Each entry below is to be given again word for word, with no pictures.
____ RAW RECORDS
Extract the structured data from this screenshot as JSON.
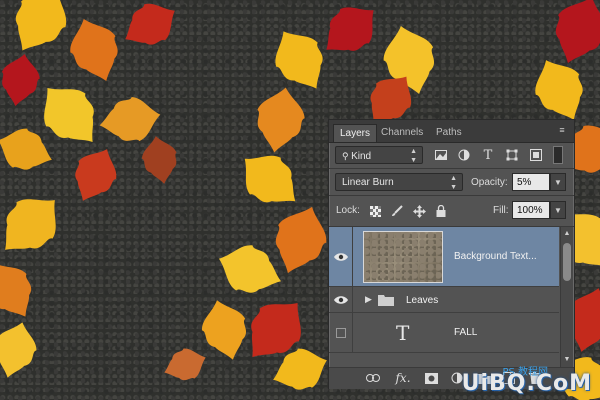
{
  "panel": {
    "tabs": [
      {
        "label": "Layers",
        "active": true
      },
      {
        "label": "Channels",
        "active": false
      },
      {
        "label": "Paths",
        "active": false
      }
    ],
    "filter": {
      "value": "Kind",
      "icons": [
        "image-filter-icon",
        "adjustment-filter-icon",
        "type-filter-icon",
        "shape-filter-icon",
        "smart-object-filter-icon",
        "filter-toggle-icon"
      ]
    },
    "blend": {
      "mode": "Linear Burn",
      "opacity_label": "Opacity:",
      "opacity_value": "5%"
    },
    "lock": {
      "label": "Lock:",
      "fill_label": "Fill:",
      "fill_value": "100%",
      "icons": [
        "lock-transparent-icon",
        "lock-image-icon",
        "lock-position-icon",
        "lock-all-icon"
      ]
    },
    "layers": [
      {
        "name": "Background Text...",
        "visible": true,
        "selected": true,
        "kind": "smart-object"
      },
      {
        "name": "Leaves",
        "visible": true,
        "selected": false,
        "kind": "group"
      },
      {
        "name": "FALL",
        "visible": false,
        "selected": false,
        "kind": "type"
      }
    ],
    "footer_icons": [
      "link-icon",
      "fx-icon",
      "mask-icon",
      "adjustment-layer-icon",
      "new-group-icon",
      "new-layer-icon",
      "trash-icon"
    ],
    "footer_fx_label": "fx."
  },
  "watermark": {
    "text": "UiBQ.CoM",
    "sub": "PS 教程网"
  },
  "colors": {
    "panel": "#535353",
    "selection": "#6e86a3",
    "leaf_yellow": "#f2b91c",
    "leaf_orange": "#e0731b",
    "leaf_red": "#b4161d"
  }
}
________
◆ EXERCISE OUTPUT:
Extract the structured data from this screenshot as JSON.
{
  "panel": {
    "tabs": [
      {
        "label": "Layers",
        "active": true
      },
      {
        "label": "Channels",
        "active": false
      },
      {
        "label": "Paths",
        "active": false
      }
    ],
    "filter": {
      "value": "Kind",
      "icons": [
        "image-filter-icon",
        "adjustment-filter-icon",
        "type-filter-icon",
        "shape-filter-icon",
        "smart-object-filter-icon",
        "filter-toggle-icon"
      ]
    },
    "blend": {
      "mode": "Linear Burn",
      "opacity_label": "Opacity:",
      "opacity_value": "5%"
    },
    "lock": {
      "label": "Lock:",
      "fill_label": "Fill:",
      "fill_value": "100%",
      "icons": [
        "lock-transparent-icon",
        "lock-image-icon",
        "lock-position-icon",
        "lock-all-icon"
      ]
    },
    "layers": [
      {
        "name": "Background Text...",
        "visible": true,
        "selected": true,
        "kind": "smart-object"
      },
      {
        "name": "Leaves",
        "visible": true,
        "selected": false,
        "kind": "group"
      },
      {
        "name": "FALL",
        "visible": false,
        "selected": false,
        "kind": "type"
      }
    ],
    "footer_icons": [
      "link-icon",
      "fx-icon",
      "mask-icon",
      "adjustment-layer-icon",
      "new-group-icon",
      "new-layer-icon",
      "trash-icon"
    ],
    "footer_fx_label": "fx."
  },
  "watermark": {
    "text": "UiBQ.CoM",
    "sub": "PS 教程网"
  },
  "colors": {
    "panel": "#535353",
    "selection": "#6e86a3",
    "leaf_yellow": "#f2b91c",
    "leaf_orange": "#e0731b",
    "leaf_red": "#b4161d"
  }
}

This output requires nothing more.